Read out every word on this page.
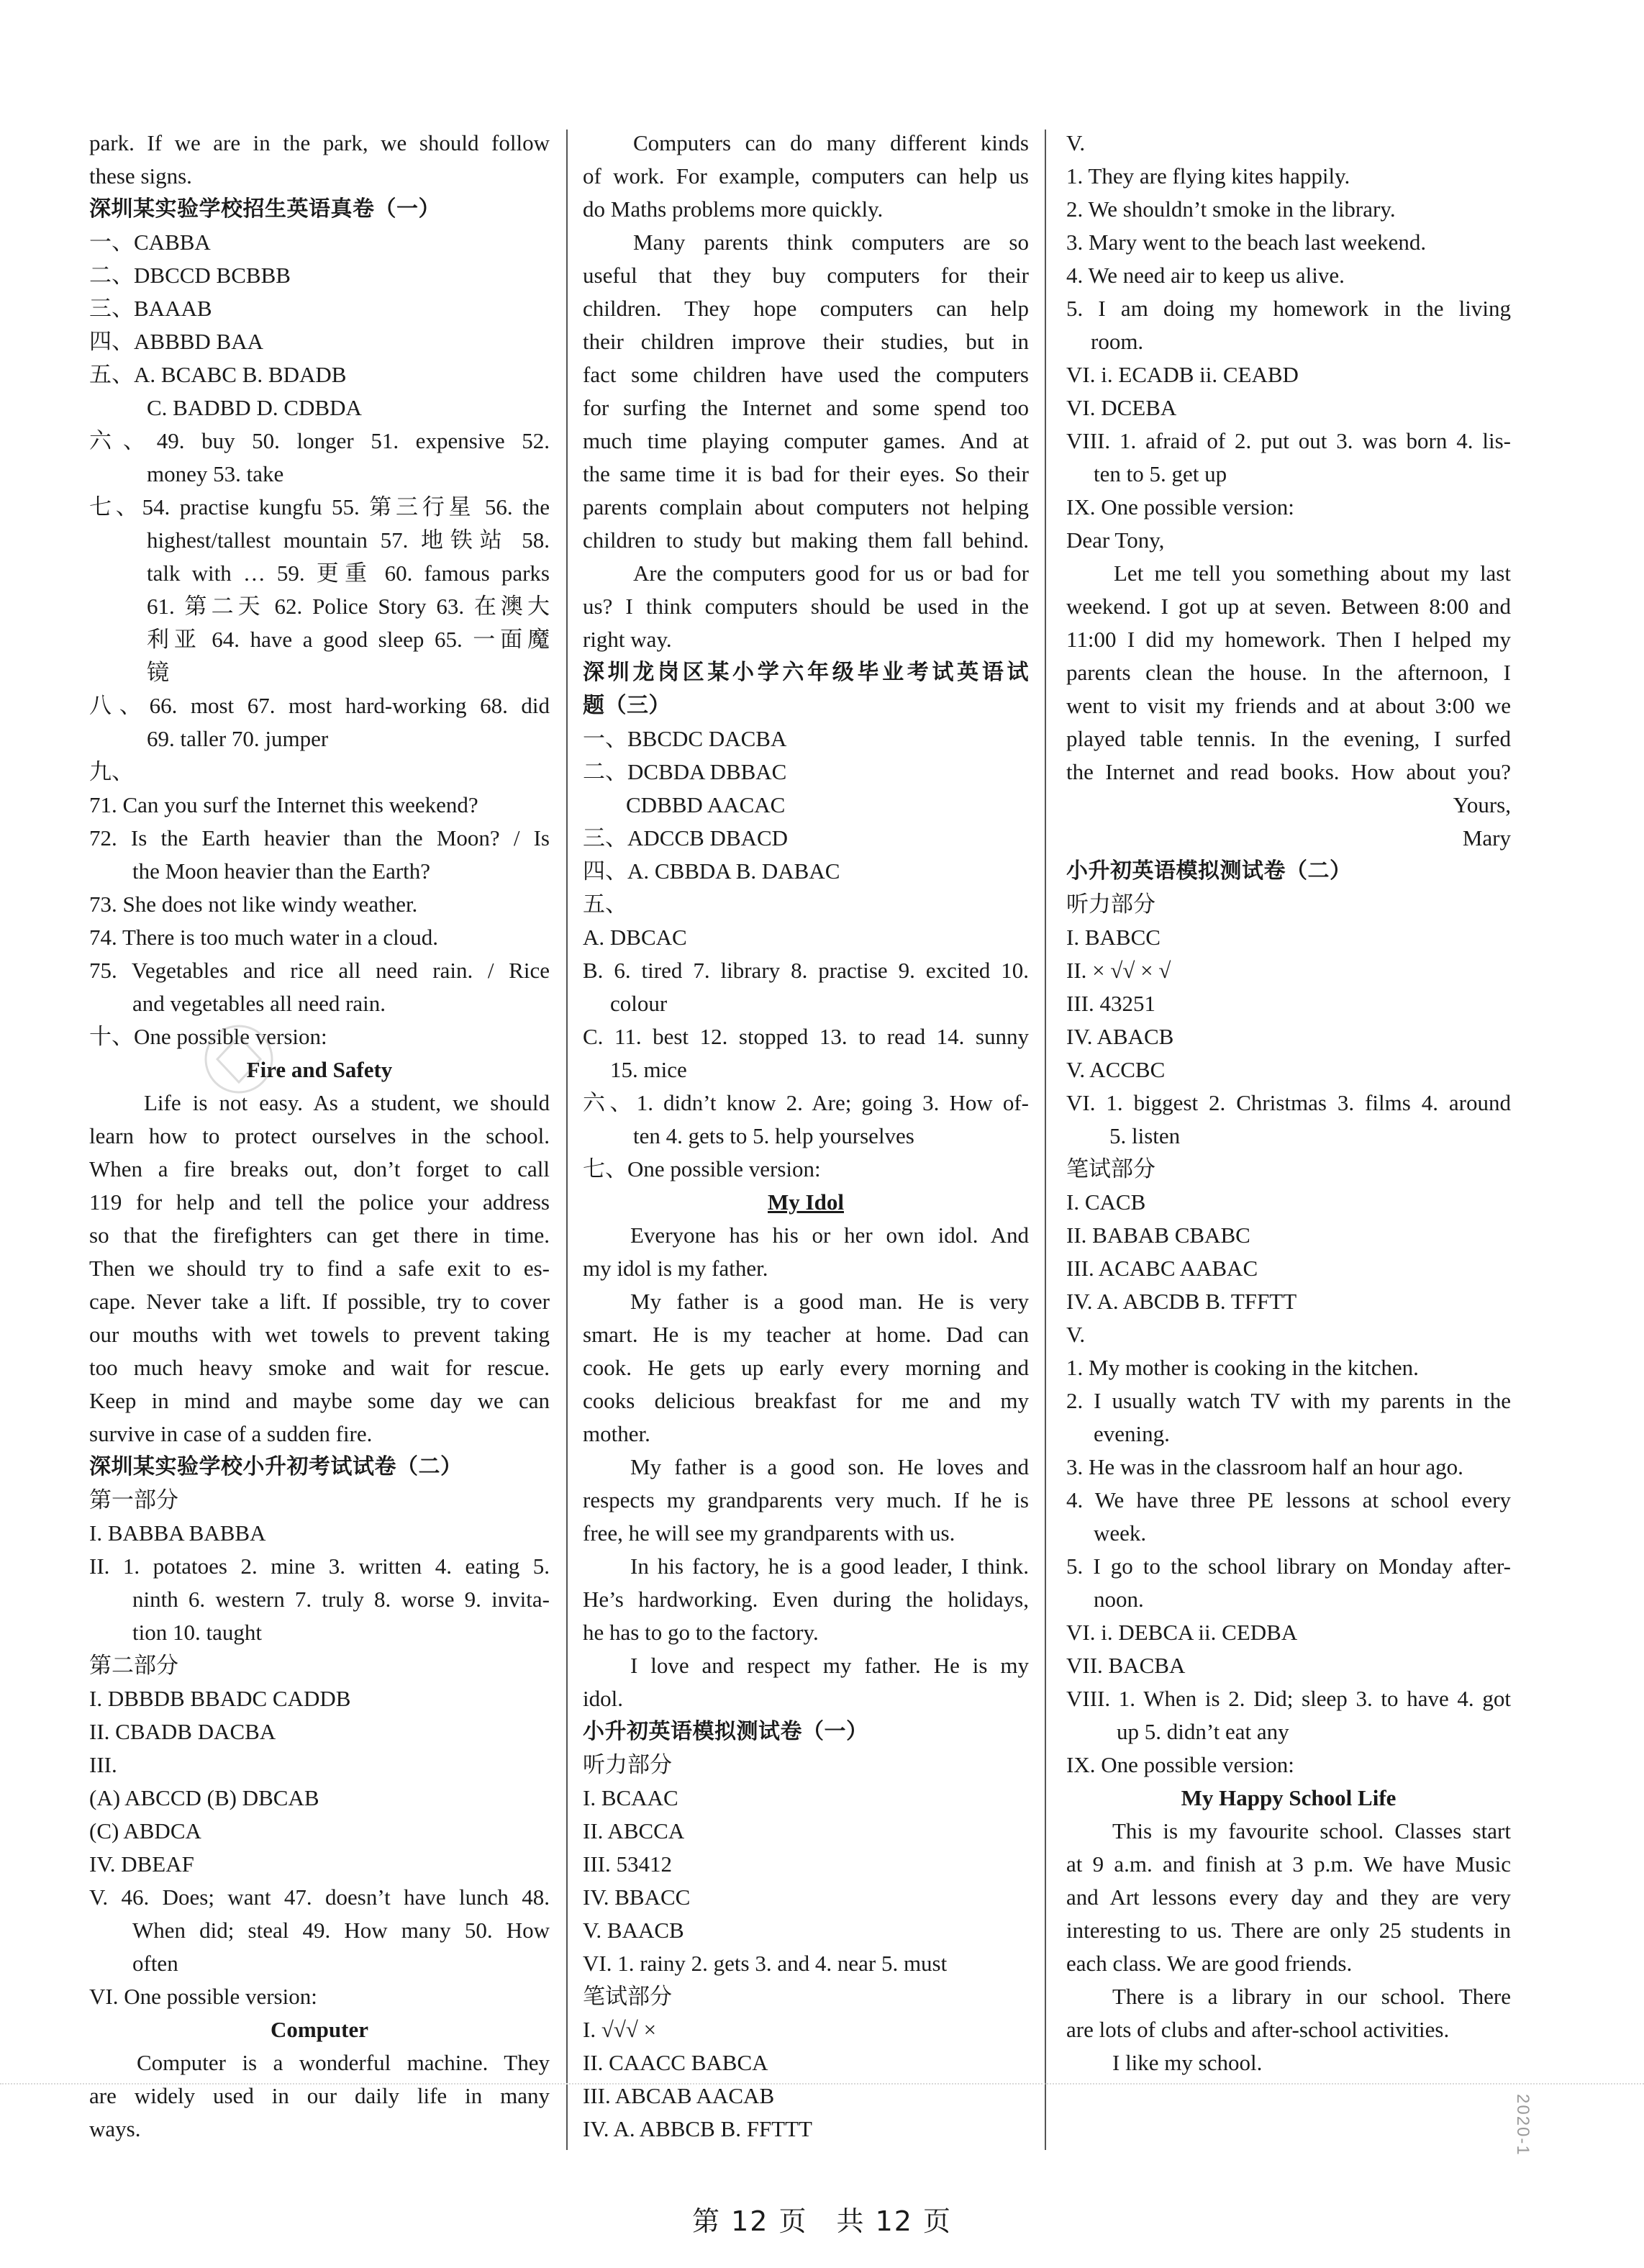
park. If we are in the park, we should follow
these signs.
深圳某实验学校招生英语真卷（一）
一、CABBA
二、DBCCD BCBBB
三、BAAAB
四、ABBBD BAA
五、A. BCABC B. BDADB
C. BADBD D. CDBDA
六、49. buy 50. longer 51. expensive 52.
money 53. take
七、54. practise kungfu 55. 第三行星 56. the
highest/tallest mountain 57. 地铁站 58.
talk with … 59. 更重 60. famous parks
61. 第二天 62. Police Story 63. 在澳大
利亚 64. have a good sleep 65. 一面魔
镜
八、66. most 67. most hard-working 68. did
69. taller 70. jumper
九、
71. Can you surf the Internet this weekend?
72. Is the Earth heavier than the Moon? / Is
the Moon heavier than the Earth?
73. She does not like windy weather.
74. There is too much water in a cloud.
75. Vegetables and rice all need rain. / Rice
and vegetables all need rain.
十、One possible version:
Fire and Safety
Life is not easy. As a student, we should
learn how to protect ourselves in the school.
When a fire breaks out, don’t forget to call
119 for help and tell the police your address
so that the firefighters can get there in time.
Then we should try to find a safe exit to es-
cape. Never take a lift. If possible, try to cover
our mouths with wet towels to prevent taking
too much heavy smoke and wait for rescue.
Keep in mind and maybe some day we can
survive in case of a sudden fire.
深圳某实验学校小升初考试试卷（二）
第一部分
I. BABBA BABBA
II. 1. potatoes 2. mine 3. written 4. eating 5.
ninth 6. western 7. truly 8. worse 9. invita-
tion 10. taught
第二部分
I. DBBDB BBADC CADDB
II. CBADB DACBA
III.
(A) ABCCD (B) DBCAB
(C) ABDCA
IV. DBEAF
V. 46. Does; want 47. doesn’t have lunch 48.
When did; steal 49. How many 50. How
often
VI. One possible version:
Computer
Computer is a wonderful machine. They
are widely used in our daily life in many
ways.
Computers can do many different kinds
of work. For example, computers can help us
do Maths problems more quickly.
Many parents think computers are so
useful that they buy computers for their
children. They hope computers can help
their children improve their studies, but in
fact some children have used the computers
for surfing the Internet and some spend too
much time playing computer games. And at
the same time it is bad for their eyes. So their
parents complain about computers not helping
children to study but making them fall behind.
Are the computers good for us or bad for
us? I think computers should be used in the
right way.
深圳龙岗区某小学六年级毕业考试英语试
题（三）
一、BBCDC DACBA
二、DCBDA DBBAC
CDBBD AACAC
三、ADCCB DBACD
四、A. CBBDA B. DABAC
五、
A. DBCAC
B. 6. tired 7. library 8. practise 9. excited 10.
colour
C. 11. best 12. stopped 13. to read 14. sunny
15. mice
六、1. didn’t know 2. Are; going 3. How of-
ten 4. gets to 5. help yourselves
七、One possible version:
My Idol
Everyone has his or her own idol. And
my idol is my father.
My father is a good man. He is very
smart. He is my teacher at home. Dad can
cook. He gets up early every morning and
cooks delicious breakfast for me and my
mother.
My father is a good son. He loves and
respects my grandparents very much. If he is
free, he will see my grandparents with us.
In his factory, he is a good leader, I think.
He’s hardworking. Even during the holidays,
he has to go to the factory.
I love and respect my father. He is my
idol.
小升初英语模拟测试卷（一）
听力部分
I. BCAAC
II. ABCCA
III. 53412
IV. BBACC
V. BAACB
VI. 1. rainy 2. gets 3. and 4. near 5. must
笔试部分
I. √√√ ×
II. CAACC BABCA
III. ABCAB AACAB
IV. A. ABBCB B. FFTTT
V.
1. They are flying kites happily.
2. We shouldn’t smoke in the library.
3. Mary went to the beach last weekend.
4. We need air to keep us alive.
5. I am doing my homework in the living
room.
VI. i. ECADB ii. CEABD
VI. DCEBA
VIII. 1. afraid of 2. put out 3. was born 4. lis-
ten to 5. get up
IX. One possible version:
Dear Tony,
Let me tell you something about my last
weekend. I got up at seven. Between 8:00 and
11:00 I did my homework. Then I helped my
parents clean the house. In the afternoon, I
went to visit my friends and at about 3:00 we
played table tennis. In the evening, I surfed
the Internet and read books. How about you?
Yours,
Mary
小升初英语模拟测试卷（二）
听力部分
I. BABCC
II. × √√ × √
III. 43251
IV. ABACB
V. ACCBC
VI. 1. biggest 2. Christmas 3. films 4. around
5. listen
笔试部分
I. CACB
II. BABAB CBABC
III. ACABC AABAC
IV. A. ABCDB B. TFFTT
V.
1. My mother is cooking in the kitchen.
2. I usually watch TV with my parents in the
evening.
3. He was in the classroom half an hour ago.
4. We have three PE lessons at school every
week.
5. I go to the school library on Monday after-
noon.
VI. i. DEBCA ii. CEDBA
VII. BACBA
VIII. 1. When is 2. Did; sleep 3. to have 4. got
up 5. didn’t eat any
IX. One possible version:
My Happy School Life
This is my favourite school. Classes start
at 9 a.m. and finish at 3 p.m. We have Music
and Art lessons every day and they are very
interesting to us. There are only 25 students in
each class. We are good friends.
There is a library in our school. There
are lots of clubs and after-school activities.
I like my school.
第 12 页　共 12 页
2020-1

——

• WHAT THIS TASK INVOLVES
Find each line that has the word "evening", then copy it out.

• ANSWER IN FULL
played table tennis. In the evening, I surfed
evening.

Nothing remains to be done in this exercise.